(What is asked): Write out every line of the material from the one containing "legend-swatch[interactable] <box>28 539" down to the one containing "legend-swatch[interactable] <box>48 559", both included, copying each line exactly.

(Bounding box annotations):
* * *
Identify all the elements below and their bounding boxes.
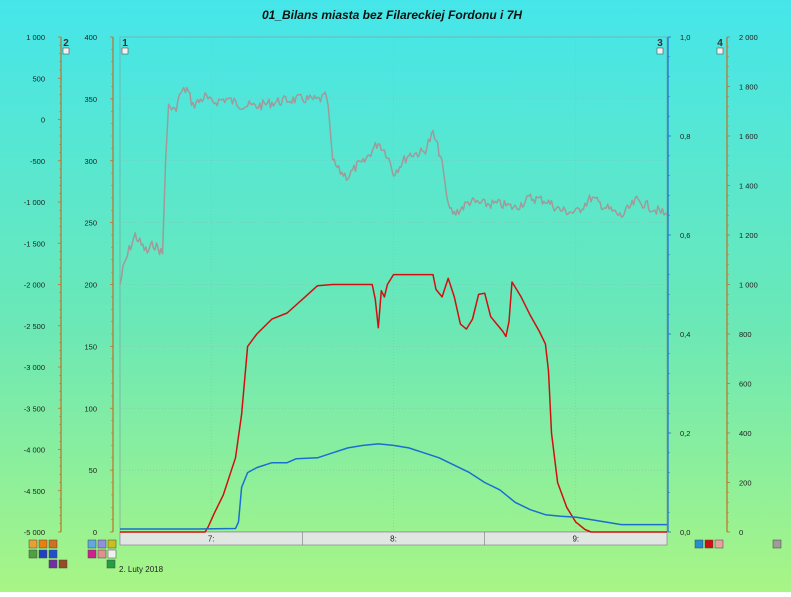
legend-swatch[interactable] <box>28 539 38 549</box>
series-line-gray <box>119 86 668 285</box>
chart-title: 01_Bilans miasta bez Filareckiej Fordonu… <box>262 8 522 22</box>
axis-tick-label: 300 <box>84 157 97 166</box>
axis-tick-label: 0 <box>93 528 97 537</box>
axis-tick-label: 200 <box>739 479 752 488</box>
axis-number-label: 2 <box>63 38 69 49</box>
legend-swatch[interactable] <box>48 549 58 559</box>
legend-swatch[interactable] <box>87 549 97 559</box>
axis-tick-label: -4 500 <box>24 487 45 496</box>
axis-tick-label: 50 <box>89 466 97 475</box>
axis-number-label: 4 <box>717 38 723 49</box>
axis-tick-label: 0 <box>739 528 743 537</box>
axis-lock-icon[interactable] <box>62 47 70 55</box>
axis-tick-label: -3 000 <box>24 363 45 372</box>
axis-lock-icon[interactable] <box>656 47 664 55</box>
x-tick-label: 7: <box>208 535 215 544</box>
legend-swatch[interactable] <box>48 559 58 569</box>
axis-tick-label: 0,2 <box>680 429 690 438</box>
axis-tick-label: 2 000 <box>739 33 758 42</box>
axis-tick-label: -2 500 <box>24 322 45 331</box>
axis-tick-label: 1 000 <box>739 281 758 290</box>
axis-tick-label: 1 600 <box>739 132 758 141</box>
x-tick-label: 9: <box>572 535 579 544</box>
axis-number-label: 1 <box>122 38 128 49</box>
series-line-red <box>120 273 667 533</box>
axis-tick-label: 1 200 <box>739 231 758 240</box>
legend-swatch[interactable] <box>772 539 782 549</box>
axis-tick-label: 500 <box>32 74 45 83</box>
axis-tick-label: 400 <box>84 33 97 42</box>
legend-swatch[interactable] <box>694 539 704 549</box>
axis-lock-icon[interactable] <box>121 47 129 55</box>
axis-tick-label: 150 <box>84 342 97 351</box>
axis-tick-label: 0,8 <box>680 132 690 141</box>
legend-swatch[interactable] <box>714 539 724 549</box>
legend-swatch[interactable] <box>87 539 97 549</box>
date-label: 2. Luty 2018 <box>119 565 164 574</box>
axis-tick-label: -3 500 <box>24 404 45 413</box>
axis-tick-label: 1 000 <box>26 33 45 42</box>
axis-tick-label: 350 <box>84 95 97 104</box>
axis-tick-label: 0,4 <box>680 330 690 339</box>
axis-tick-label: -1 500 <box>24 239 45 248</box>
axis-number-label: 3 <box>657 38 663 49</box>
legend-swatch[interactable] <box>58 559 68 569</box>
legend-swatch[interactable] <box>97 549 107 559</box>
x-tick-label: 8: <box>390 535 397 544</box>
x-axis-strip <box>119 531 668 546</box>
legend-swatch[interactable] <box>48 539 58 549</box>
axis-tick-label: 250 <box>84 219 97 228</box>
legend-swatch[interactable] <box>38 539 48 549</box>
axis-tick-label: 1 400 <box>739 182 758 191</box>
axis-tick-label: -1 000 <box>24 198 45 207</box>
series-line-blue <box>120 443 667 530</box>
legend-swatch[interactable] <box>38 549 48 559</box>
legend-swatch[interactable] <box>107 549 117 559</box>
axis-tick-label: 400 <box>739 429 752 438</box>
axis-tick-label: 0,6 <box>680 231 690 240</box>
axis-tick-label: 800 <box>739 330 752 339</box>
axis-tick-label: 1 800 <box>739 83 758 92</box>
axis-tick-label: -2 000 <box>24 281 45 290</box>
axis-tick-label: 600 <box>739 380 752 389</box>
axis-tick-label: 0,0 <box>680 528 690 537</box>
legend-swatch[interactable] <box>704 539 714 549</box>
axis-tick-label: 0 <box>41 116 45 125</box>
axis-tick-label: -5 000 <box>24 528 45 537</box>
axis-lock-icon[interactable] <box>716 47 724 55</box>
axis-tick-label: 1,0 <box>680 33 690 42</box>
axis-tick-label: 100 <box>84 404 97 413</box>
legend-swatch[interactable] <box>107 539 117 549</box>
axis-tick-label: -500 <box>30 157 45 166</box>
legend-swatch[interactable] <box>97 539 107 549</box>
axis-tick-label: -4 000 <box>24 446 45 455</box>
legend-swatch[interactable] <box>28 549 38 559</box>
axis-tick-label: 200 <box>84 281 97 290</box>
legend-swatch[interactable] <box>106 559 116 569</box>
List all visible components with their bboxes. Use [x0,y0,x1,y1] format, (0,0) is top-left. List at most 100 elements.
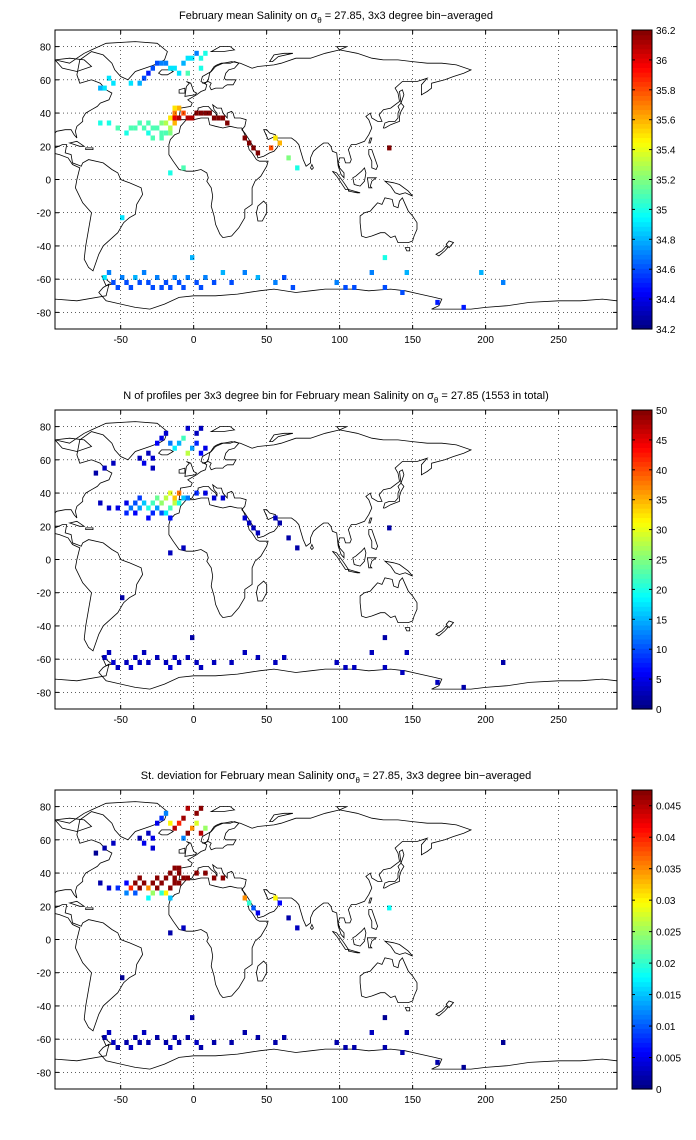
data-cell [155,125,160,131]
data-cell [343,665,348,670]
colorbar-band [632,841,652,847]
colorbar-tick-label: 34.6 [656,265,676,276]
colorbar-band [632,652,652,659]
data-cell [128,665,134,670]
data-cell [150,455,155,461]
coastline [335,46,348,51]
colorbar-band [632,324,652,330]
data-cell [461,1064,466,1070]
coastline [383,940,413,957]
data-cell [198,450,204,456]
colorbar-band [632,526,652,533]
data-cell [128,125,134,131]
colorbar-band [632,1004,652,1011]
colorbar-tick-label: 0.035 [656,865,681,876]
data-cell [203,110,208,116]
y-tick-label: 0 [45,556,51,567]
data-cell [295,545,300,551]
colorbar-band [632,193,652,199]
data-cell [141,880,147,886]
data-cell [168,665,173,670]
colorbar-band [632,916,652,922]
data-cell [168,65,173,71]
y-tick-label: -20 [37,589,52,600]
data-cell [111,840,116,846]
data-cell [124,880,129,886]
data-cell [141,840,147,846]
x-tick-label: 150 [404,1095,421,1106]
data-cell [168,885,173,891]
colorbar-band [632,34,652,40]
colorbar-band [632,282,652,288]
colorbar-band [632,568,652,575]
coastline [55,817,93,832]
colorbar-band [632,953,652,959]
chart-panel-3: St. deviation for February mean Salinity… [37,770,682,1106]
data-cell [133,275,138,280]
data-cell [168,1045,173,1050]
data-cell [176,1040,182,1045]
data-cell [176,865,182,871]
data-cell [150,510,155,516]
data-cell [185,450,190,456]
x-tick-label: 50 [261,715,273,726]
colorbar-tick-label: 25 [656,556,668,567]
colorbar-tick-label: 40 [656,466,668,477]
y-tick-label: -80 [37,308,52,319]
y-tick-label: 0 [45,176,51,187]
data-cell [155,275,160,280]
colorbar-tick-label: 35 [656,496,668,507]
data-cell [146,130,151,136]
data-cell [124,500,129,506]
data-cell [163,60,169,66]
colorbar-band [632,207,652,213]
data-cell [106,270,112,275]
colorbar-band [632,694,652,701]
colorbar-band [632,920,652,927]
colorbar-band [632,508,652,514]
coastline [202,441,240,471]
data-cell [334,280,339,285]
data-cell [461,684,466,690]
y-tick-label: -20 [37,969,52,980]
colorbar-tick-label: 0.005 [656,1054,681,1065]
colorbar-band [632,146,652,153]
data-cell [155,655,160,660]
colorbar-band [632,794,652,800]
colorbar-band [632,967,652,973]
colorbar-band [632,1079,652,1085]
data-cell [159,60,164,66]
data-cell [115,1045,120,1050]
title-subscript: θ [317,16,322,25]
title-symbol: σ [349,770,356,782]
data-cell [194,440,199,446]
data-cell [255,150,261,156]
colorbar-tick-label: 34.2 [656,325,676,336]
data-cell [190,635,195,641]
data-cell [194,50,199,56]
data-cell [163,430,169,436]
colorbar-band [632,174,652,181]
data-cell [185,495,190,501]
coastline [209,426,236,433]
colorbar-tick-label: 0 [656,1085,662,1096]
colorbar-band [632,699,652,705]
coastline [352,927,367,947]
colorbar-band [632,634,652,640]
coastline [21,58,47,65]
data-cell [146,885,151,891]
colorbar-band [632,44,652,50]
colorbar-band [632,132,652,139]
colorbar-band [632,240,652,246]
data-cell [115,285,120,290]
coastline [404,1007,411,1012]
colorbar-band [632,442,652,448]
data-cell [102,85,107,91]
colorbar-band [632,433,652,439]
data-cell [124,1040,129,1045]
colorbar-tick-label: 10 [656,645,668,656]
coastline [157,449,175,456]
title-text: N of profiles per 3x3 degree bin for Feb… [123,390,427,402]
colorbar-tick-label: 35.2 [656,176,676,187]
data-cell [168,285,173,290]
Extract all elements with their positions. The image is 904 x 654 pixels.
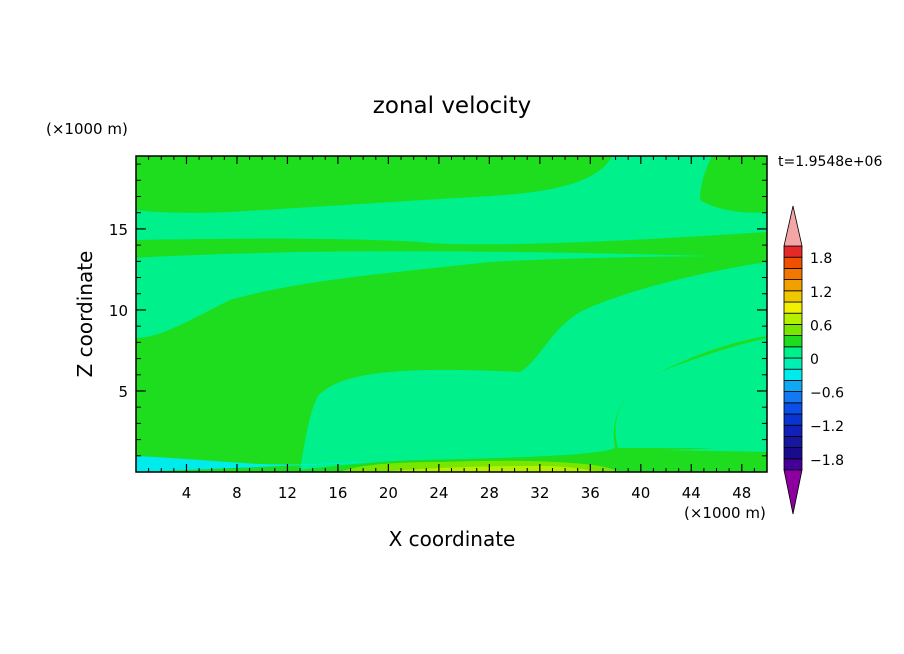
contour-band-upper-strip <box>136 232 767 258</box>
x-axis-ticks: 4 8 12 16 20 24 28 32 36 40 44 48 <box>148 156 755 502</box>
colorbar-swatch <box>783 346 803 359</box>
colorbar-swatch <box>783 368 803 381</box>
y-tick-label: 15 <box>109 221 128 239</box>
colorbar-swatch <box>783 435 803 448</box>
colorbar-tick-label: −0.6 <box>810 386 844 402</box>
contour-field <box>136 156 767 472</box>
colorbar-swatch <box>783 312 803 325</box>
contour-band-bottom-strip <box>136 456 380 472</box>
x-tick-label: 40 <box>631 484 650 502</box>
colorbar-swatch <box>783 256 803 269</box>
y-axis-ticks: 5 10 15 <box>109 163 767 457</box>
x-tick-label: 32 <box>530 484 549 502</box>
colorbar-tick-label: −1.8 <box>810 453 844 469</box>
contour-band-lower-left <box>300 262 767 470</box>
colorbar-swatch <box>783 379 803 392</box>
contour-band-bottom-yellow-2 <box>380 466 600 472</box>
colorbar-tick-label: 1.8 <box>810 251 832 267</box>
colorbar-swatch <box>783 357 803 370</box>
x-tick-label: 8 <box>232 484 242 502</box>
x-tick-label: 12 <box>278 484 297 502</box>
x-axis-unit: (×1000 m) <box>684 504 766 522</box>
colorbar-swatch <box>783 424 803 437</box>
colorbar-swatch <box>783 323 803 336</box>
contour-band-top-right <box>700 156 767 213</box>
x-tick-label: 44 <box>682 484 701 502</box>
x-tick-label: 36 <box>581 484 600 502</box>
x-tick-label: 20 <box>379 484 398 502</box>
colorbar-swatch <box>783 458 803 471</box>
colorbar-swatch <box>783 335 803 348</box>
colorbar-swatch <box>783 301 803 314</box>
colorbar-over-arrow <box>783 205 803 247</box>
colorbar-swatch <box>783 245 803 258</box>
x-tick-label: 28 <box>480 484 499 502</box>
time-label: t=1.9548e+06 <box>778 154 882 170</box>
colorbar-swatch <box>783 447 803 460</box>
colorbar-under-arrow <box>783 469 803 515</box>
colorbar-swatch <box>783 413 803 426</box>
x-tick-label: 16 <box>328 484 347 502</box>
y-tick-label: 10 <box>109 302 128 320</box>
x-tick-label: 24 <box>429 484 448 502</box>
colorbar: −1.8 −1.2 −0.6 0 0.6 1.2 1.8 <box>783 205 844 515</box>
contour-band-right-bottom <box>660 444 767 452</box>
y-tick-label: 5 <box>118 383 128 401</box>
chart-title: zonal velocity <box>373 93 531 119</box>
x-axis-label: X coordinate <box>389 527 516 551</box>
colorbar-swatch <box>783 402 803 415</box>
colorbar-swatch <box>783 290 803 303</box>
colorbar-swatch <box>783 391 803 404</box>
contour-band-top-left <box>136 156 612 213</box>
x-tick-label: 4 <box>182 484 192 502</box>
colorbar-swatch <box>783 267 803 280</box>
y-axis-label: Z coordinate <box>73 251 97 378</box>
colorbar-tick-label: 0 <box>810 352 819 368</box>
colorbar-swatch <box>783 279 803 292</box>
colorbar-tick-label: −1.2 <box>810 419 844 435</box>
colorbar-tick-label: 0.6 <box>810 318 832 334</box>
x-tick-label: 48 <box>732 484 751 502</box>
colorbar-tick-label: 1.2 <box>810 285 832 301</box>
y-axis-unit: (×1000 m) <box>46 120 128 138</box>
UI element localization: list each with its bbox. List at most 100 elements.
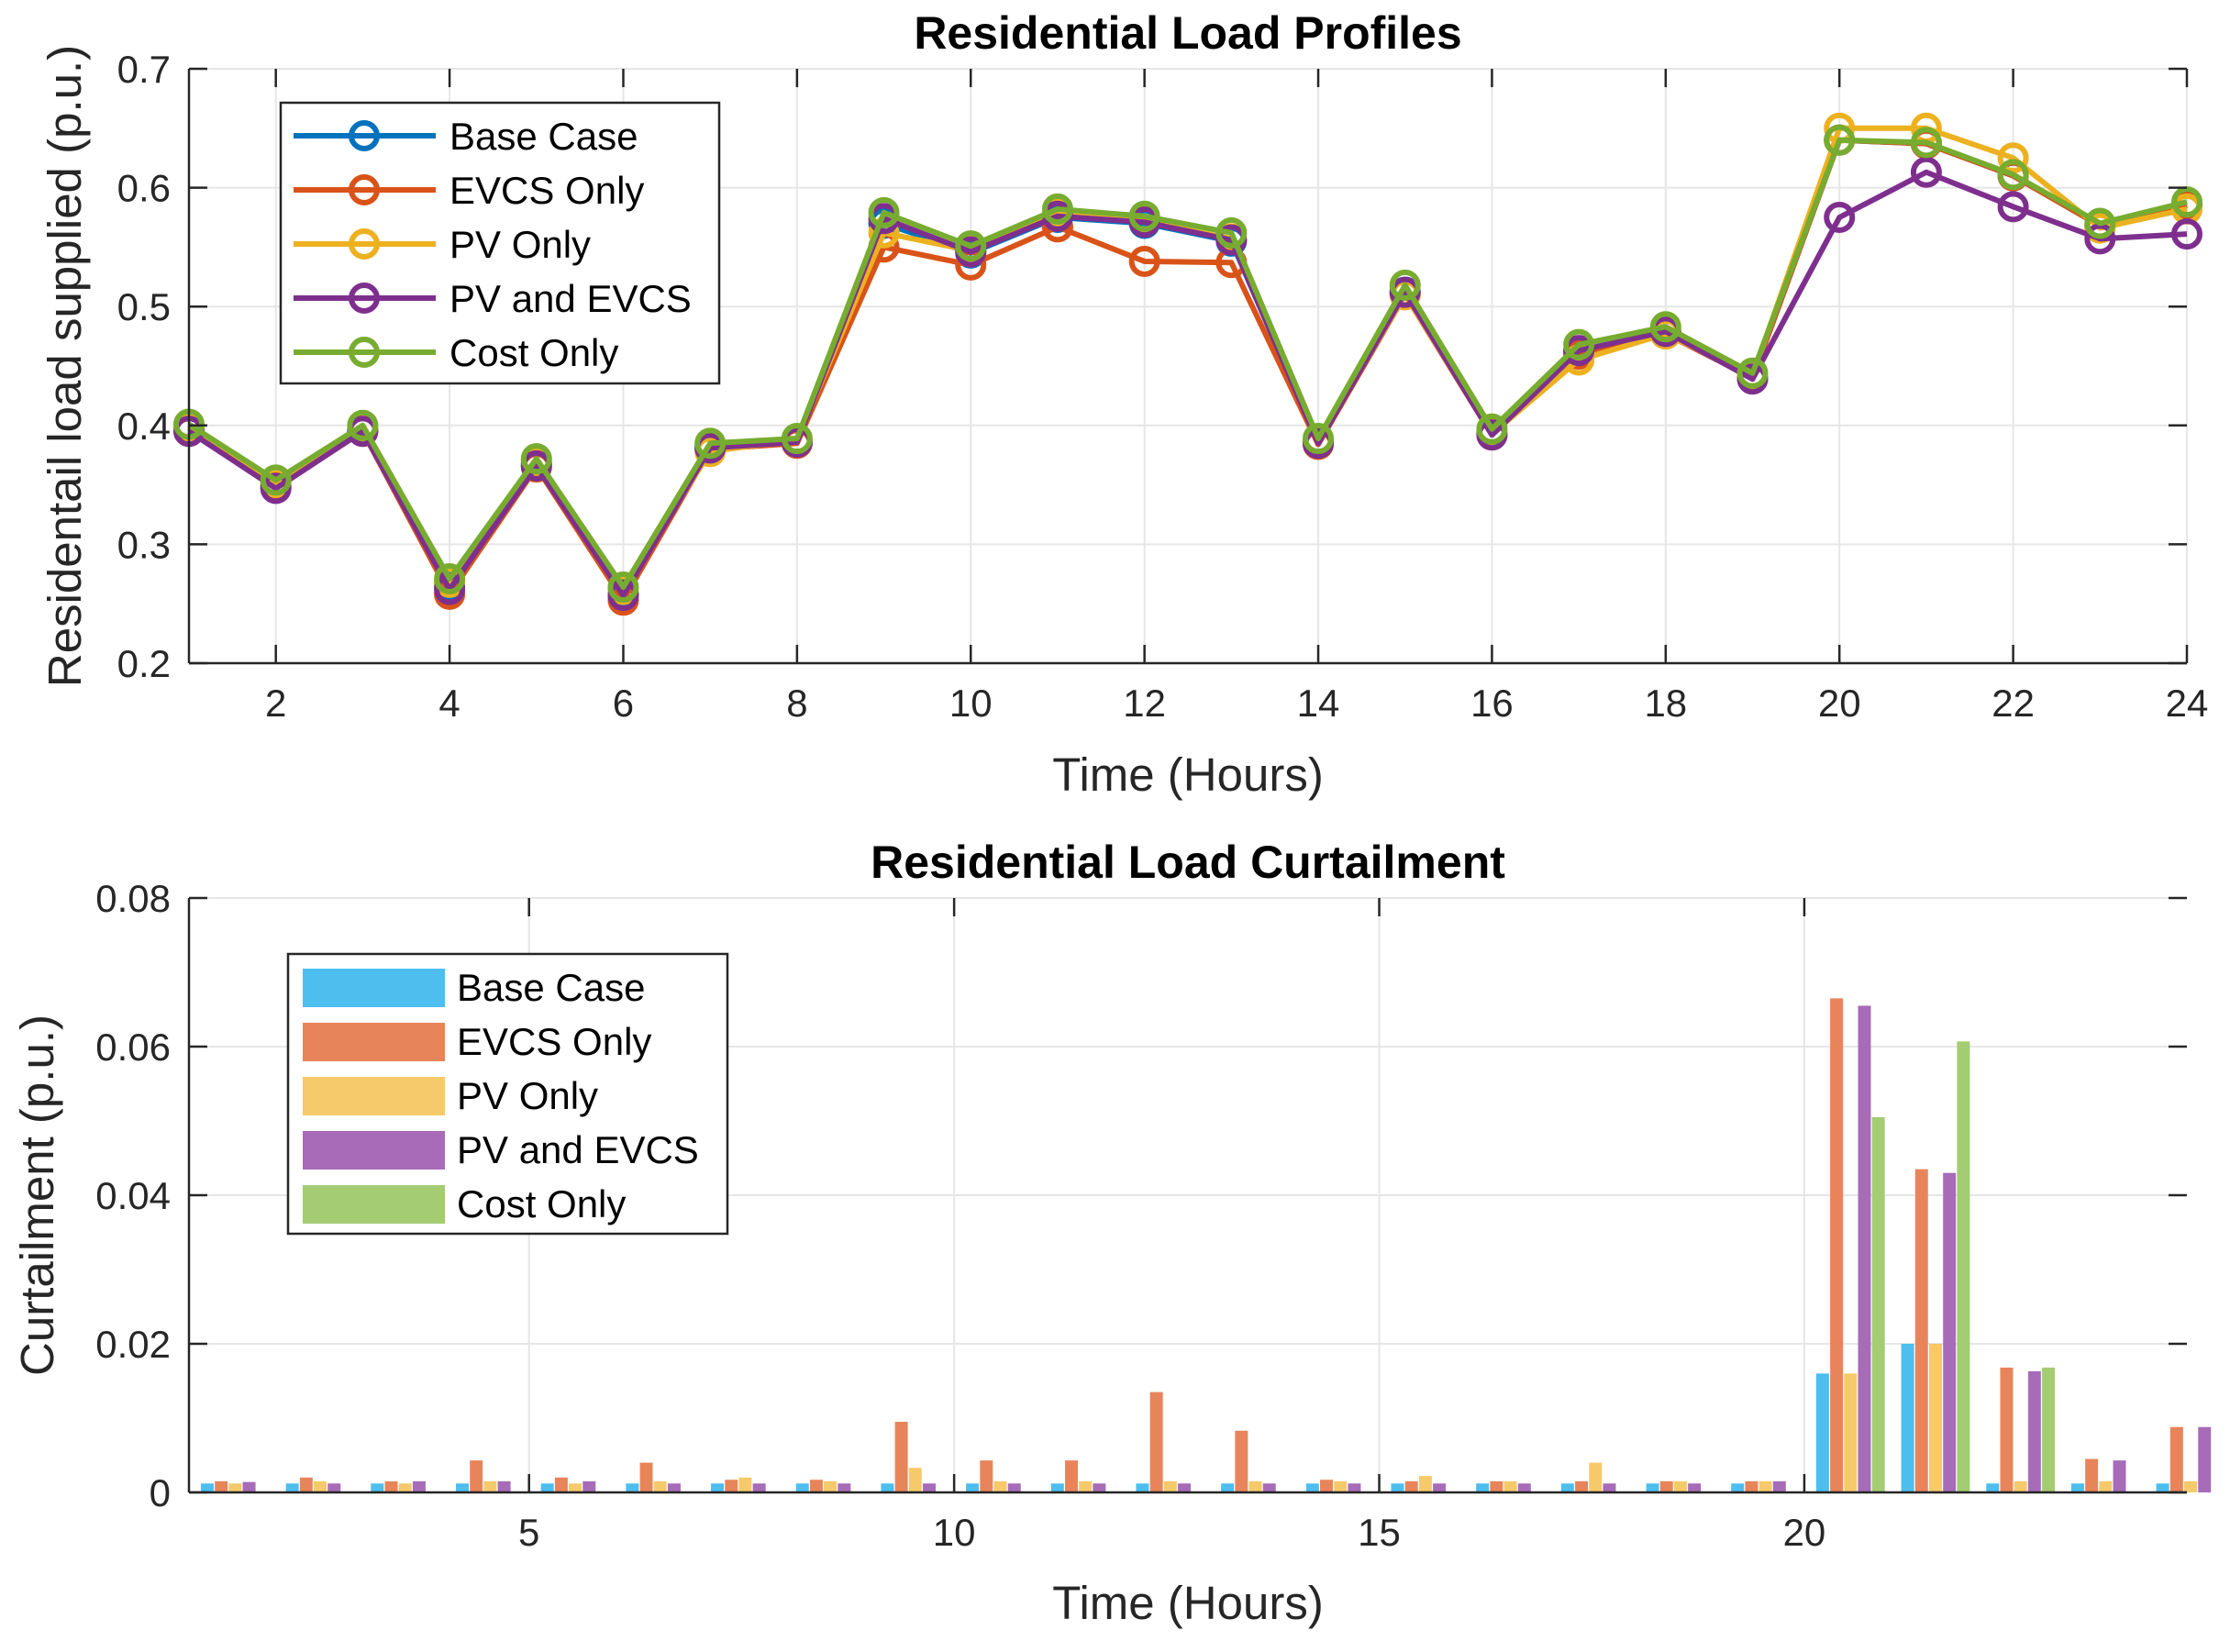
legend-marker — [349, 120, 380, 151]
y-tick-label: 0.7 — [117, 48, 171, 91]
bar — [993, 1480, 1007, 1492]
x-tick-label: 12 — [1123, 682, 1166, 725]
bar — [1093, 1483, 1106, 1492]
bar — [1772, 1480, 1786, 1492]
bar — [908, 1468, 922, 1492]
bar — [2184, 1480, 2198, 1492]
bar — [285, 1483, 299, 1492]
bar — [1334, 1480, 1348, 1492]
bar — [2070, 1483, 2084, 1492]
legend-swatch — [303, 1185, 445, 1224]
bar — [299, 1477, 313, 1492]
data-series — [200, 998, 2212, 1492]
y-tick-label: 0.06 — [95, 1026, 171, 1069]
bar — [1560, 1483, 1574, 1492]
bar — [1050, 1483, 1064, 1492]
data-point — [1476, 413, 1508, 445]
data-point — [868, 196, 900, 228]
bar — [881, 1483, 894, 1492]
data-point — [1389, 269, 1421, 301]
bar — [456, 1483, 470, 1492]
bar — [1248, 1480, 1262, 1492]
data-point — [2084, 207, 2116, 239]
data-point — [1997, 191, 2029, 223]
* * *
(Task response):
legend-swatch[interactable] <box>28 539 38 549</box>
series-line-gray <box>119 86 668 285</box>
chart-title: 01_Bilans miasta bez Filareckiej Fordonu… <box>262 8 522 22</box>
axis-tick-label: 300 <box>84 157 97 166</box>
axis-tick-label: 0 <box>93 528 97 537</box>
axis-tick-label: 200 <box>739 479 752 488</box>
axis-number-label: 2 <box>63 38 69 49</box>
legend-swatch[interactable] <box>48 549 58 559</box>
legend-swatch[interactable] <box>87 549 97 559</box>
axis-tick-label: -4 500 <box>24 487 45 496</box>
axis-tick-label: 50 <box>89 466 97 475</box>
axis-number-label: 4 <box>717 38 723 49</box>
axis-tick-label: 0 <box>739 528 743 537</box>
axis-lock-icon[interactable] <box>62 47 70 55</box>
axis-tick-label: -3 000 <box>24 363 45 372</box>
axis-lock-icon[interactable] <box>656 47 664 55</box>
x-tick-label: 7: <box>208 535 215 544</box>
legend-swatch[interactable] <box>48 559 58 569</box>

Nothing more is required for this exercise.